• **STATED EXERCISE**
Pull out each line of the records holding the string "title".

Entries with figure data:
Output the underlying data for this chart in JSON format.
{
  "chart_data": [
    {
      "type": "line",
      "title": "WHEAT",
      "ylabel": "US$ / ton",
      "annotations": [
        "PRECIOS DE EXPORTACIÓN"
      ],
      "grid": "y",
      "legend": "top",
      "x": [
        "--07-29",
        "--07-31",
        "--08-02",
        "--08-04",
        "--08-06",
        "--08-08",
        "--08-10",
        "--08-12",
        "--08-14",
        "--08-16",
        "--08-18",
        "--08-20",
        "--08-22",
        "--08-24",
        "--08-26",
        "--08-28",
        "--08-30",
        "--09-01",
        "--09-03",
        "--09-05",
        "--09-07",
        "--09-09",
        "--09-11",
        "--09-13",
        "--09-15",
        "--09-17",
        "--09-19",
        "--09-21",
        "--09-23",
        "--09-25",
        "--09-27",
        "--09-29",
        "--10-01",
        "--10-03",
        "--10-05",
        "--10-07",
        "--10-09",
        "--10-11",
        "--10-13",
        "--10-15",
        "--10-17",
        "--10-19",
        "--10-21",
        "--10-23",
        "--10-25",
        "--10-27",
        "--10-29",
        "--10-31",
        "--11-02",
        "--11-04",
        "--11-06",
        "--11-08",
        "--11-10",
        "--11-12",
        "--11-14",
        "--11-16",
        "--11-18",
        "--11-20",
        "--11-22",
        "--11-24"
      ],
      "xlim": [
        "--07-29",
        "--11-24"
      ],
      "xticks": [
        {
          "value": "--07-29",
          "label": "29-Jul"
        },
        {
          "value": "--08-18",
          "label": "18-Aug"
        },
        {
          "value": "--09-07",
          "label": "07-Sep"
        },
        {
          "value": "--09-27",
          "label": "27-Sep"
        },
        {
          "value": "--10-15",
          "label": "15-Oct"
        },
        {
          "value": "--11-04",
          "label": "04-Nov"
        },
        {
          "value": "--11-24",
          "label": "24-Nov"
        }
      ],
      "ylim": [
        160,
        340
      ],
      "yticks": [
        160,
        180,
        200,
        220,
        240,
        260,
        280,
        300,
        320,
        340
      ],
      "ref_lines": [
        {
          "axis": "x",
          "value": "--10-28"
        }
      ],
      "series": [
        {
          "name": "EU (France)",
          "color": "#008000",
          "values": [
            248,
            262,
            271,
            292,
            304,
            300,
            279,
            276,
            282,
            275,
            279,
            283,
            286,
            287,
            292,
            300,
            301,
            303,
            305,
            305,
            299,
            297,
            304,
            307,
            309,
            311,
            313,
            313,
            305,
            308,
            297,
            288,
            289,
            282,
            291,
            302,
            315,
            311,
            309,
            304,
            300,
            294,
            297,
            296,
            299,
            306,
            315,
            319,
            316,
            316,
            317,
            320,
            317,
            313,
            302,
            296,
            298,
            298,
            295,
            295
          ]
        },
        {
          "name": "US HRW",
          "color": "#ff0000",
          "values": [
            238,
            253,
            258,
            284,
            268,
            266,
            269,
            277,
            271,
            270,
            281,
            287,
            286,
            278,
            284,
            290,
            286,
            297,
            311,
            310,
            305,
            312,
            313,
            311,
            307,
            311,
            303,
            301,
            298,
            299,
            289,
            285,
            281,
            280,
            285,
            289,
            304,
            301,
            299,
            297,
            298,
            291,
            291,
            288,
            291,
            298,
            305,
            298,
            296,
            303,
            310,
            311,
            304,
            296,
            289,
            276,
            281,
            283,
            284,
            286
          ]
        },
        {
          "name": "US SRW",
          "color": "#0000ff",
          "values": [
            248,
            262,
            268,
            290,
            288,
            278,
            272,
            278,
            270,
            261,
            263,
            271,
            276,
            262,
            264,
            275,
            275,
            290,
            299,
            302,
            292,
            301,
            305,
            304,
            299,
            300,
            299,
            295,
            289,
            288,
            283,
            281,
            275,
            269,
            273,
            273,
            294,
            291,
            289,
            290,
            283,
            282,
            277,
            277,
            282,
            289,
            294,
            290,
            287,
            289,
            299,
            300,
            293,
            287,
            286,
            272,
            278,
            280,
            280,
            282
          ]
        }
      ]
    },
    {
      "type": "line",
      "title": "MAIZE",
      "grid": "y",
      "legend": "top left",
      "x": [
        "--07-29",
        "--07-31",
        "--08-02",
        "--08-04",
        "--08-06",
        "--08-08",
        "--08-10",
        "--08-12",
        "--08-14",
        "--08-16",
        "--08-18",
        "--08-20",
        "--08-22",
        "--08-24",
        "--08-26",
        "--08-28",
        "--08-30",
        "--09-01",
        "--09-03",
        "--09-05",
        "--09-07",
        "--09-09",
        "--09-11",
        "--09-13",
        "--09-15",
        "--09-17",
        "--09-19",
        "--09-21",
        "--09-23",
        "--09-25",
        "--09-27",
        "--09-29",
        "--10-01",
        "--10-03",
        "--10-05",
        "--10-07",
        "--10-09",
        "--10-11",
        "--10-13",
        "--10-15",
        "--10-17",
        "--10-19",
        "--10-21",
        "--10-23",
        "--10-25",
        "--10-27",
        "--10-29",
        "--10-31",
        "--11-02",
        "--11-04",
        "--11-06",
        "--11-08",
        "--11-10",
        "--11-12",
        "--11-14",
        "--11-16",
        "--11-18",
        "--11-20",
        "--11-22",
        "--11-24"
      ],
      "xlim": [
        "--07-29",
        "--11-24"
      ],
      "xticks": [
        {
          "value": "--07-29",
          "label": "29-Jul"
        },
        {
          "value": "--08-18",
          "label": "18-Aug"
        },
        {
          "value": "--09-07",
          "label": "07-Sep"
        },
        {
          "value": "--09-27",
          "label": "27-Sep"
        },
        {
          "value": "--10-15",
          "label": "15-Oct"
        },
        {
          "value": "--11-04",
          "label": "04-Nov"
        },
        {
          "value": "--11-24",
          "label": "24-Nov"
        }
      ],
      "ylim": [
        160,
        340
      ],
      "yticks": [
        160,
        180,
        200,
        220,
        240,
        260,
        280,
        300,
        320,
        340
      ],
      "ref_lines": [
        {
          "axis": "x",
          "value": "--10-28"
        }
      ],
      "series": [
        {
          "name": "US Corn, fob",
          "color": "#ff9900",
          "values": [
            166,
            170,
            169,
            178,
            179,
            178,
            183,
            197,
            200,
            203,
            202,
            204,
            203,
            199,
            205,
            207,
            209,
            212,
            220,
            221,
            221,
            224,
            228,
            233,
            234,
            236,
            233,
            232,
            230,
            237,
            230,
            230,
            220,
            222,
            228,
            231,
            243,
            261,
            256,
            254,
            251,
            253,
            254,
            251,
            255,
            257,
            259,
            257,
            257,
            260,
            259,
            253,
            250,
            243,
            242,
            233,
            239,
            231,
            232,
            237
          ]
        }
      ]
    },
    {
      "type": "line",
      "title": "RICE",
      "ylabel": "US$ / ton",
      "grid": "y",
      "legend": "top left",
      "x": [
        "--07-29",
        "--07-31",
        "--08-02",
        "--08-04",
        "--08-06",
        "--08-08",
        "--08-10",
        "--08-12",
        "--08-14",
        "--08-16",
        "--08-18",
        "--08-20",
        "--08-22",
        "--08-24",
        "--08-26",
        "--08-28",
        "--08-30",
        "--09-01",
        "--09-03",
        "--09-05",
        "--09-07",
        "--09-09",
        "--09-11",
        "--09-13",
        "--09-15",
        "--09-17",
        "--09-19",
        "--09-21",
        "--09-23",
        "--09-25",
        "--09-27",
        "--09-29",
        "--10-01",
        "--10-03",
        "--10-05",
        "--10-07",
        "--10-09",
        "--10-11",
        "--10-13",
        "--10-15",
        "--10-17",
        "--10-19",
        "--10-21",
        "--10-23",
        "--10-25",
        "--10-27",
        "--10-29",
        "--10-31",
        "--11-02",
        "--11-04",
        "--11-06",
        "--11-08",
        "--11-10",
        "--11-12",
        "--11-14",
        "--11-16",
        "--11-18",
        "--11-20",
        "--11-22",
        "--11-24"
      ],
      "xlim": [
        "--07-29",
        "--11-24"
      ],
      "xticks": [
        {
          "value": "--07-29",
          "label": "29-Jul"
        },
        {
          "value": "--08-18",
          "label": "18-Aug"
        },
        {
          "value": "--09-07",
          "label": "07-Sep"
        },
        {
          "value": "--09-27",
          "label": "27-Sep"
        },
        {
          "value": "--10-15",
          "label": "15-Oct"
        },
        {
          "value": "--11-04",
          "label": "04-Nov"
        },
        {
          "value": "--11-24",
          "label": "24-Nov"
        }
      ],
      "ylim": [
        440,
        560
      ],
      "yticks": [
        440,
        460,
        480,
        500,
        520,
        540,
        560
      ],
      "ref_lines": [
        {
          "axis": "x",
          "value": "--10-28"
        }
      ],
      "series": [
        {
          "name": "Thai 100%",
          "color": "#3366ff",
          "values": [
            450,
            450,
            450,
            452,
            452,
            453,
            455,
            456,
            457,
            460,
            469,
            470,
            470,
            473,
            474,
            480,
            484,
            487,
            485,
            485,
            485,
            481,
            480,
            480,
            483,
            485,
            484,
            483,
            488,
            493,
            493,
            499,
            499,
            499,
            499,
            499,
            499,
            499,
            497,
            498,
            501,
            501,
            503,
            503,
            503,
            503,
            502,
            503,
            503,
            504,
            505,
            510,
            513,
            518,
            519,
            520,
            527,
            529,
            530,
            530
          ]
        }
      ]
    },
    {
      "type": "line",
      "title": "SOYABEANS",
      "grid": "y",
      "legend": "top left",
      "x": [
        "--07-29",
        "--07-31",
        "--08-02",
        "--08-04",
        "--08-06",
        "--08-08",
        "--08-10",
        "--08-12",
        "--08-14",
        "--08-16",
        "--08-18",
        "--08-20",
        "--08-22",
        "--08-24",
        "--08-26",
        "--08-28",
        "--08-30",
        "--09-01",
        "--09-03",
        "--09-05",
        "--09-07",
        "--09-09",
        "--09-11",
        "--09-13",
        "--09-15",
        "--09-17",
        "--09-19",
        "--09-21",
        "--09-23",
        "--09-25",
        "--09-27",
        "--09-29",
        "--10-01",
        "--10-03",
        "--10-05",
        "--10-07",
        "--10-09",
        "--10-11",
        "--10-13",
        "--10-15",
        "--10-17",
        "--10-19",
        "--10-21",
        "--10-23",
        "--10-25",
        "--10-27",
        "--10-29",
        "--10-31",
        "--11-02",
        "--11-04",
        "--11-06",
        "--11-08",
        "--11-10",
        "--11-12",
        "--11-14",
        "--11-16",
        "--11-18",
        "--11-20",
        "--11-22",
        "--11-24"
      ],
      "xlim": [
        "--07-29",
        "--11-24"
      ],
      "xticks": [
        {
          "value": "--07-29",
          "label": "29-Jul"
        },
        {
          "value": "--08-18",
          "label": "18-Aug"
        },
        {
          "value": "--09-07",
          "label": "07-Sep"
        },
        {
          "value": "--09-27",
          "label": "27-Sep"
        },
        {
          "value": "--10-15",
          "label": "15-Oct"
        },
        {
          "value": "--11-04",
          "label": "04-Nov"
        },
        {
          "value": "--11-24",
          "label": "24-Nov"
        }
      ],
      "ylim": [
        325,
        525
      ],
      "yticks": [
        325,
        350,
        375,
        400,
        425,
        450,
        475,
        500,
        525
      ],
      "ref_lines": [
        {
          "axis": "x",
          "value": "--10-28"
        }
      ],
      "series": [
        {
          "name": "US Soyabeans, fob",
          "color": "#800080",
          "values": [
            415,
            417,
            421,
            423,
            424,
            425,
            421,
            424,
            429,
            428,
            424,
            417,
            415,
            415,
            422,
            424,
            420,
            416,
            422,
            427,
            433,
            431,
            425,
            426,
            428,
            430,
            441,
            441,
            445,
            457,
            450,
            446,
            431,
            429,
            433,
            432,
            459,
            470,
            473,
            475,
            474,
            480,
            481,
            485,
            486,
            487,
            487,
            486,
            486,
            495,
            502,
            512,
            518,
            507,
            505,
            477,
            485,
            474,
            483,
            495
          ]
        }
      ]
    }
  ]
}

• **RESULT**
      "title": "WHEAT",
      "title": "MAIZE",
      "title": "RICE",
      "title": "SOYABEANS",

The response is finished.